To be done »
Transcribe every entry below word for word, but skip the pictures.

Stored entries »
-*-

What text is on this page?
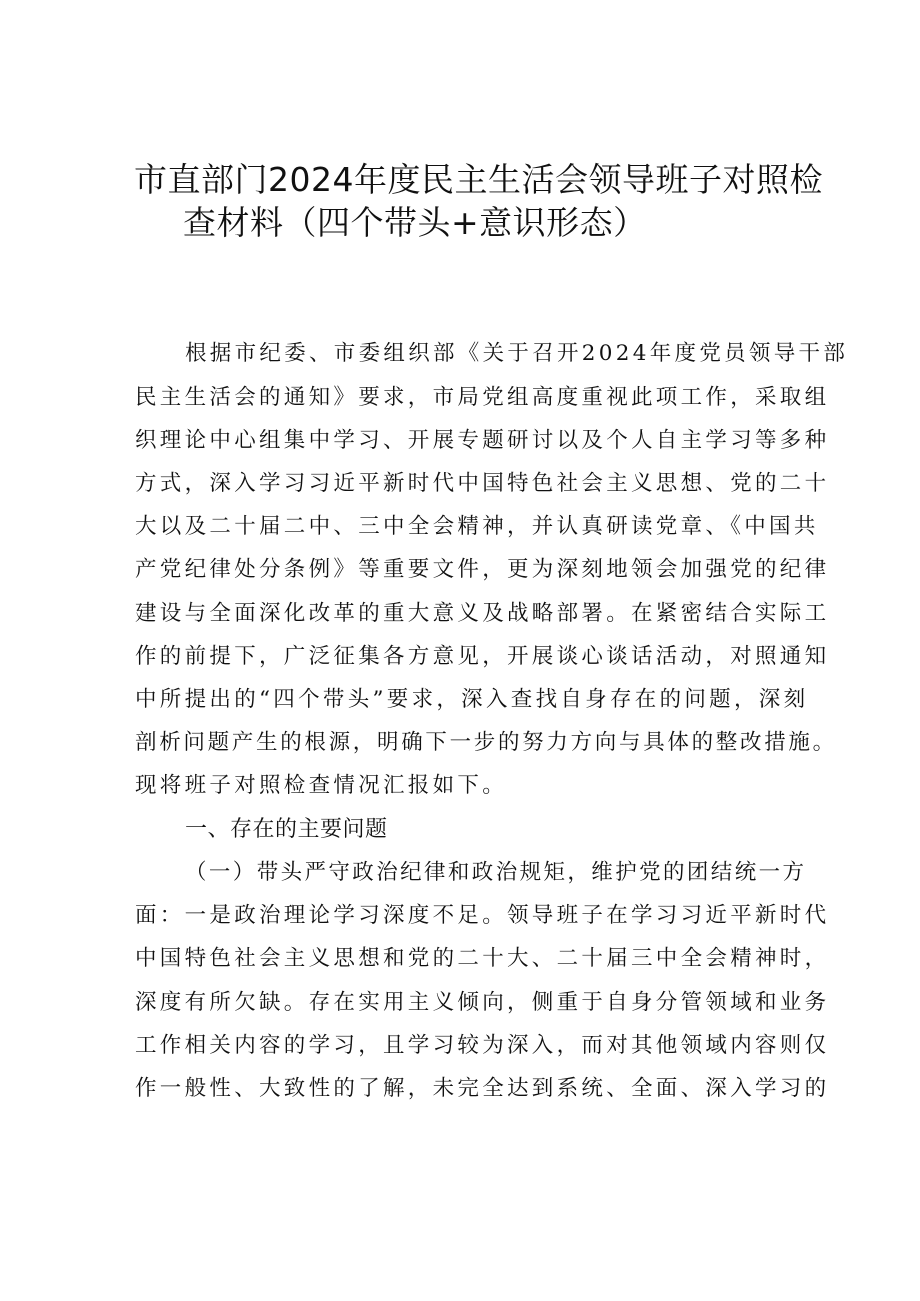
市直部门2024年度民主生活会领导班子对照检
查材料（四个带头+意识形态）
根据市纪委、市委组织部《关于召开2024年度党员领导干部
民主生活会的通知》要求，市局党组高度重视此项工作，采取组
织理论中心组集中学习、开展专题研讨以及个人自主学习等多种
方式，深入学习习近平新时代中国特色社会主义思想、党的二十
大以及二十届二中、三中全会精神，并认真研读党章、《中国共
产党纪律处分条例》等重要文件，更为深刻地领会加强党的纪律
建设与全面深化改革的重大意义及战略部署。在紧密结合实际工
作的前提下，广泛征集各方意见，开展谈心谈话活动，对照通知
中所提出的“四个带头”要求，深入查找自身存在的问题，深刻
剖析问题产生的根源，明确下一步的努力方向与具体的整改措施。
现将班子对照检查情况汇报如下。
一、存在的主要问题
（一）带头严守政治纪律和政治规矩，维护党的团结统一方
面：一是政治理论学习深度不足。领导班子在学习习近平新时代
中国特色社会主义思想和党的二十大、二十届三中全会精神时，
深度有所欠缺。存在实用主义倾向，侧重于自身分管领域和业务
工作相关内容的学习，且学习较为深入，而对其他领域内容则仅
作一般性、大致性的了解，未完全达到系统、全面、深入学习的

-*-

Completed exercise »
What text is on this page?
市直部门2024年度民主生活会领导班子对照检
查材料（四个带头+意识形态）
根据市纪委、市委组织部《关于召开2024年度党员领导干部
民主生活会的通知》要求，市局党组高度重视此项工作，采取组
织理论中心组集中学习、开展专题研讨以及个人自主学习等多种
方式，深入学习习近平新时代中国特色社会主义思想、党的二十
大以及二十届二中、三中全会精神，并认真研读党章、《中国共
产党纪律处分条例》等重要文件，更为深刻地领会加强党的纪律
建设与全面深化改革的重大意义及战略部署。在紧密结合实际工
作的前提下，广泛征集各方意见，开展谈心谈话活动，对照通知
中所提出的“四个带头”要求，深入查找自身存在的问题，深刻
剖析问题产生的根源，明确下一步的努力方向与具体的整改措施。
现将班子对照检查情况汇报如下。
一、存在的主要问题
（一）带头严守政治纪律和政治规矩，维护党的团结统一方
面：一是政治理论学习深度不足。领导班子在学习习近平新时代
中国特色社会主义思想和党的二十大、二十届三中全会精神时，
深度有所欠缺。存在实用主义倾向，侧重于自身分管领域和业务
工作相关内容的学习，且学习较为深入，而对其他领域内容则仅
作一般性、大致性的了解，未完全达到系统、全面、深入学习的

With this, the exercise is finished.